> **Objectif**: Dans le texte ci-dessous sur l'évolution de l'OTAN, recopiez à l'identique le passage allant de « Éveline Mathey et » jusqu'à « d’anticiper les menaces. ».

> **Texte à lire**:

====

Éveline Mathey et Pierre Landry

 

Confrontée depuis 2014 à la détérioration de son environnement stratégique, l’OTAN adapte sa posture militaire afin de renforcer sa défense collective et de faire face aux défis futurs. À cette fin, l’Alliance engage des transformations lui permettant, d’une part, d’être capable de défendre son territoire et, d’autre part, d’anticiper les menaces.

 

Conçue pour assurer la sécurité collective de ses États membres et protéger leurs intérêts, l’Organisation du traité de l’Atlantique Nord a connu de nombreuses évolutions depuis 1949. Ces diverses mutations se sont toujours articulées autour d’un « concept stratégique », établi en réponse à un paysage géostratégique évolutif. Si l’OTAN a fait de la défense territoriale de ses membres sa priorité durant la guerre froide, la chute de l’URSS marque le début d’une nouvelle doctrine où la coopération entre États membres et pays partenaires de l’Alliance devient fondamentale. Quelques années plus tard, en réaction aux attentats du 11 septembre 2001, l’Alliance transatlantique fait à nouveau évoluer sa doctrine et définit une stratégie de projection de ses forces en dehors de ses frontières.

La guerre dans le Donbass et l’annexion de la Crimée en 2014, puis l’invasion de l’Ukraine par la Russie en 2022 conduisent l’OTAN à adapter sa doctrine et à adopter un nouveau concept stratégique au sommet de Madrid en juin 2022. En bafouant la souveraineté et l’intégrité territoriale de l’Ukraine, la Russie bouleverse, en effet, l’équilibre géostratégique et fait peser une menace sur les frontières de l’Europe. En réaction, l’OTAN conçoit de nouveau la défense territoriale de ses membres comme sa priorité première. Une telle réorientation, prise en réaction au retour de la guerre de haute intensité et à la prégnance des menaces en Europe, vise notamment à renforcer les capacités militaires des pays de l’OTAN.

====

Enregistrements issus d'un jeu de données:

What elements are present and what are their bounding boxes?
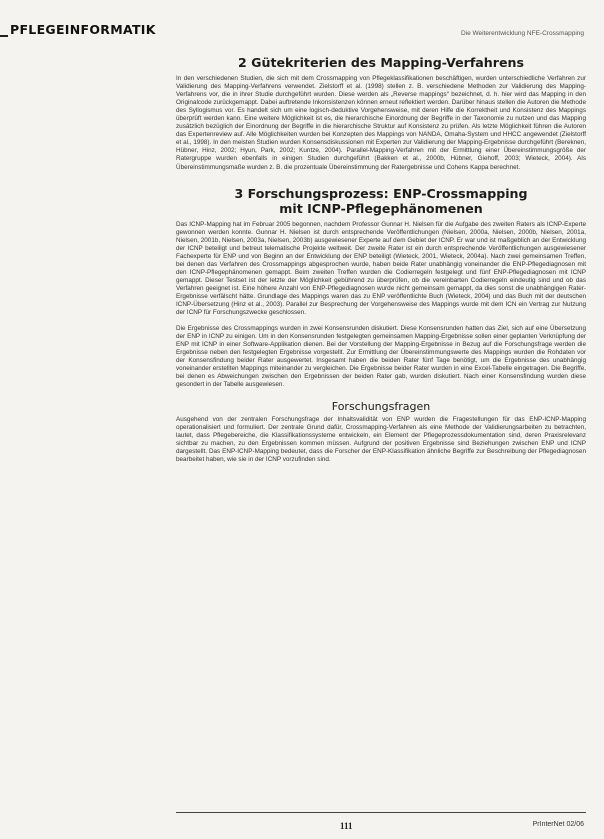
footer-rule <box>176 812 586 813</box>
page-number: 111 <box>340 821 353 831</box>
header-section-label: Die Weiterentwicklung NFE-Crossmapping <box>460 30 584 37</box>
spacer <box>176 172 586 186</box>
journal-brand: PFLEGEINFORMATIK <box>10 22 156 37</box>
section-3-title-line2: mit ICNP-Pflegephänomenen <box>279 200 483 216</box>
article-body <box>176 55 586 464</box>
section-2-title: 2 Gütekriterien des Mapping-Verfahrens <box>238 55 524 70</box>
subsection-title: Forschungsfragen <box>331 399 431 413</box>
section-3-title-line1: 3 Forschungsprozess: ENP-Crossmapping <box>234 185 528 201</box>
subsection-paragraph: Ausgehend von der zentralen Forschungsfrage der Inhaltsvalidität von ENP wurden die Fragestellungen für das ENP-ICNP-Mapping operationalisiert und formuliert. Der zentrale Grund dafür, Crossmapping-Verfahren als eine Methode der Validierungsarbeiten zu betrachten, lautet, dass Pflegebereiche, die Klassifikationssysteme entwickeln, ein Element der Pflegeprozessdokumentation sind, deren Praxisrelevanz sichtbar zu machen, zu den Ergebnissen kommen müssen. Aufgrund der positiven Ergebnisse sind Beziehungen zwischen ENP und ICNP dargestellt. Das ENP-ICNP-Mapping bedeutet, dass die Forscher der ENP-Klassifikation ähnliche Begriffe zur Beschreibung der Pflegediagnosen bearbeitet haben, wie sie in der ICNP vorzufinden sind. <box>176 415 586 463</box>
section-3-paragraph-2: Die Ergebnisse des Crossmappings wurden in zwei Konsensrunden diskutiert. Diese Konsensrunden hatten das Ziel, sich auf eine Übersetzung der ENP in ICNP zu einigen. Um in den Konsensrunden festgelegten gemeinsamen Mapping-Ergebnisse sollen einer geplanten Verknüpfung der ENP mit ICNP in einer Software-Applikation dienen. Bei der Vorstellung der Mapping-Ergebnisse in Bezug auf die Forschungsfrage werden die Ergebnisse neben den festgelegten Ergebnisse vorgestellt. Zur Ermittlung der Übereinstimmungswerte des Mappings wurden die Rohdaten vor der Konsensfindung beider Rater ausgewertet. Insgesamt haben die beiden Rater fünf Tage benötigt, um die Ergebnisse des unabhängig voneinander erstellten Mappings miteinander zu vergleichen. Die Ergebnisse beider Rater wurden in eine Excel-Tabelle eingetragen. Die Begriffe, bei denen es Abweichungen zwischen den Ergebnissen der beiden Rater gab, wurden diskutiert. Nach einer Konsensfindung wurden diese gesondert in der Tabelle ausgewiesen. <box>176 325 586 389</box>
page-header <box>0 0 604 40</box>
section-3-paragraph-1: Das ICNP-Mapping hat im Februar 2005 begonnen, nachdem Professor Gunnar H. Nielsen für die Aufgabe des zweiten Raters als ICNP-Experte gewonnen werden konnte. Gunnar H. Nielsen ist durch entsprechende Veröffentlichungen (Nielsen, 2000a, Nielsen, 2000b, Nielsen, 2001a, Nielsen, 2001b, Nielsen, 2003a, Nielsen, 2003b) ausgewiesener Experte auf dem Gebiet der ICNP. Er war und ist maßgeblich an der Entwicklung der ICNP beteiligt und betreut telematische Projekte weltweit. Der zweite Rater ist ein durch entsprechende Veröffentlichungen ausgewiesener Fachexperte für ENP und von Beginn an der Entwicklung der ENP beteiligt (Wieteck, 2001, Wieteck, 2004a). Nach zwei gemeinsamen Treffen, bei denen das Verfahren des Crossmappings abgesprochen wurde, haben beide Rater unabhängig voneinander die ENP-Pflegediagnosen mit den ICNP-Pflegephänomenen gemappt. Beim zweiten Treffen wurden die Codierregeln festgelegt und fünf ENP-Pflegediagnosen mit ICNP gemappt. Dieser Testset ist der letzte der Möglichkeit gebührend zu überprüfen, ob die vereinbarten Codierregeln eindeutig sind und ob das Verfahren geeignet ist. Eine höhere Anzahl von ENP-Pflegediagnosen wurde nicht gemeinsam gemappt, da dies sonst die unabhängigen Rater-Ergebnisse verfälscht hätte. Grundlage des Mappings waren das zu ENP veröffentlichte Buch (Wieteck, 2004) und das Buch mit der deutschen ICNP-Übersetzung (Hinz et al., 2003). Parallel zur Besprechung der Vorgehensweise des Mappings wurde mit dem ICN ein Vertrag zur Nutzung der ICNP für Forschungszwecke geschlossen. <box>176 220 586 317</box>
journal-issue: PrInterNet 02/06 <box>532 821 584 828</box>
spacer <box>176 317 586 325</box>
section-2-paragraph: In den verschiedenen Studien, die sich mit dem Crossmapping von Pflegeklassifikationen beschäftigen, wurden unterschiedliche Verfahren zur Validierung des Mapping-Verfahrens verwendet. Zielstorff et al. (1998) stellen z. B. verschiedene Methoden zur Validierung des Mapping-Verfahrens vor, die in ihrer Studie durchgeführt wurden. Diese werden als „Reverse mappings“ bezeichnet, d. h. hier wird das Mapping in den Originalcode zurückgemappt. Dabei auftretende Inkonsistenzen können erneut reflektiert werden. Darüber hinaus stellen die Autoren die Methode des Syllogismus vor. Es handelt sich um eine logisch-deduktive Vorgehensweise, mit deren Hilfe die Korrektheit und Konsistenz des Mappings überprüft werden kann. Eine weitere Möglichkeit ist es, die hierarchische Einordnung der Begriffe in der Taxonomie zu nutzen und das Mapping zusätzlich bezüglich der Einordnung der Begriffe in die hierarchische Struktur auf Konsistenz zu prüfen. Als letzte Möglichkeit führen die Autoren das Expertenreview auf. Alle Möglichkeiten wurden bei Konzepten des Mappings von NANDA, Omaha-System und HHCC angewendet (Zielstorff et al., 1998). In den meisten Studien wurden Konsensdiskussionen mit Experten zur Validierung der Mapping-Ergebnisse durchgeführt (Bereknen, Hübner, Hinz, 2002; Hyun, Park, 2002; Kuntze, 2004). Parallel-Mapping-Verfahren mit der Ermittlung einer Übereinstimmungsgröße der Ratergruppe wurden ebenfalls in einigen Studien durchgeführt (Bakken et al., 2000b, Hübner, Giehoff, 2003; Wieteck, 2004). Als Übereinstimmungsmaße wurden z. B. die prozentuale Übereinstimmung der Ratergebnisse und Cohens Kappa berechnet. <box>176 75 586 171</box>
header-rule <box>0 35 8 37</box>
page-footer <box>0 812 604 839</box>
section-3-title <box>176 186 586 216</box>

====

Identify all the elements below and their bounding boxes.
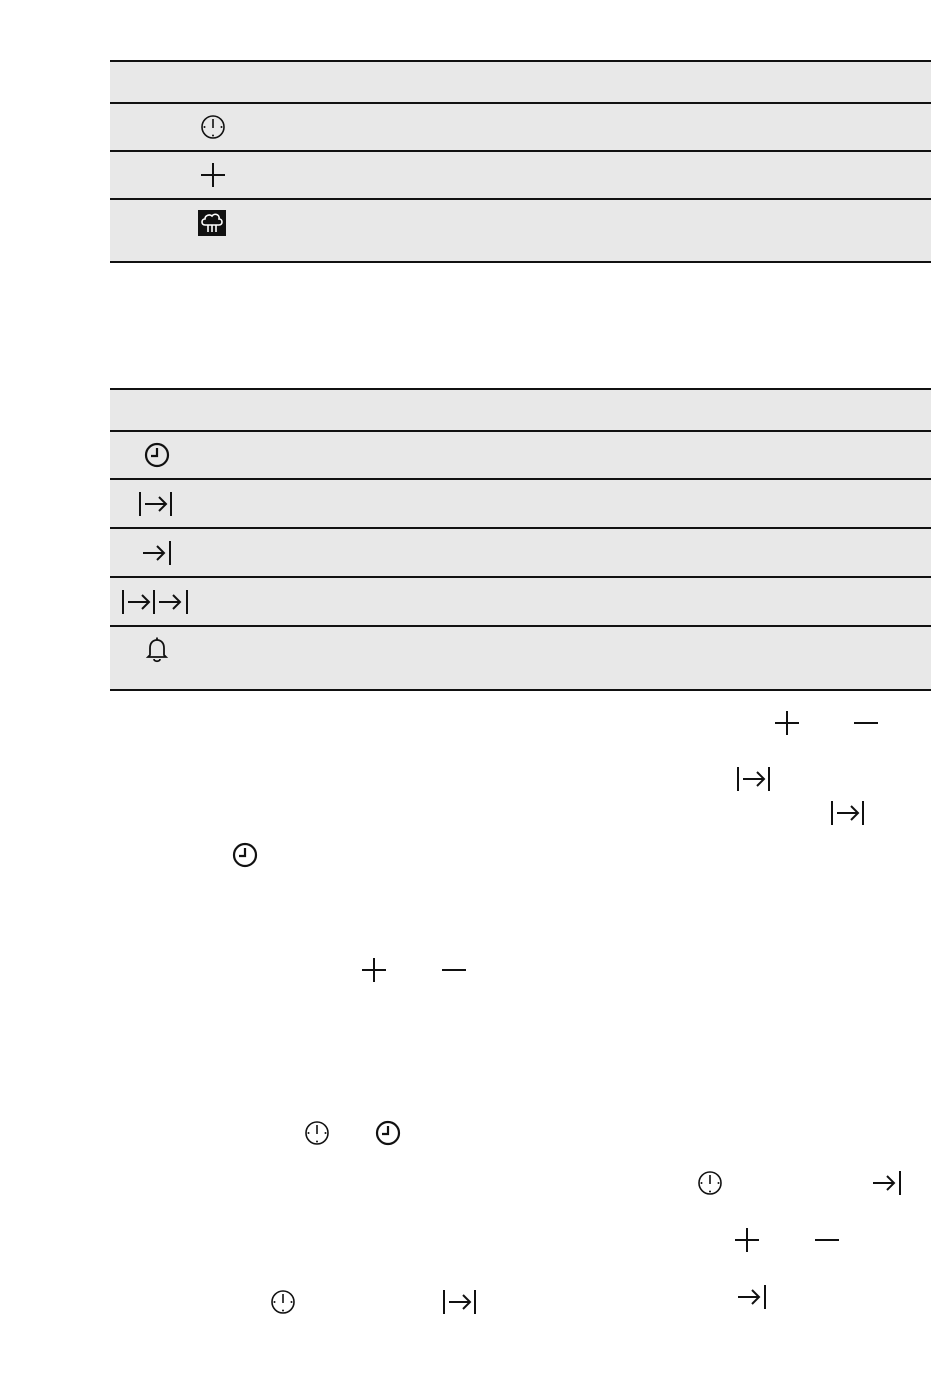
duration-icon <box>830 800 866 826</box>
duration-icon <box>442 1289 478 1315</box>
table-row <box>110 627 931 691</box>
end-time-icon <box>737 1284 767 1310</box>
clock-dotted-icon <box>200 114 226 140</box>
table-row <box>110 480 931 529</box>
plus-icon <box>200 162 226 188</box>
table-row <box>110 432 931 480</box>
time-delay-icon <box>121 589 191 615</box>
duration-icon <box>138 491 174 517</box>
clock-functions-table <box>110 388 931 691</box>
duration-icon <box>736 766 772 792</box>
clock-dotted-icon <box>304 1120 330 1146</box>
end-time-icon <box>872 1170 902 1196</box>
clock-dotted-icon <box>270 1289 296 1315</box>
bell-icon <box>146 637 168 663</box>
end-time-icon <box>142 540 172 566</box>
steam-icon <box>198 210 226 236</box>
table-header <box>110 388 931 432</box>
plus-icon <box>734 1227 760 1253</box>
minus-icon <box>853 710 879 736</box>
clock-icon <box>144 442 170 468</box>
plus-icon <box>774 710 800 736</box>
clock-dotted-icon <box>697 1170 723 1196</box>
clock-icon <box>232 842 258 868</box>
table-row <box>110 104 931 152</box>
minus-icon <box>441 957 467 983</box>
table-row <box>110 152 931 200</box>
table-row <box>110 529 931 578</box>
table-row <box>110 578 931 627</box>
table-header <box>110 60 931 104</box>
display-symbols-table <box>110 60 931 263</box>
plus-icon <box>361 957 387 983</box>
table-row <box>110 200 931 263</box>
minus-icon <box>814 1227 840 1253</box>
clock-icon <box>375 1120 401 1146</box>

====

> **Réponse**:
Éveline Mathey et Pierre Landry

 

Confrontée depuis 2014 à la détérioration de son environnement stratégique, l’OTAN adapte sa posture militaire afin de renforcer sa défense collective et de faire face aux défis futurs. À cette fin, l’Alliance engage des transformations lui permettant, d’une part, d’être capable de défendre son territoire et, d’autre part, d’anticiper les menaces.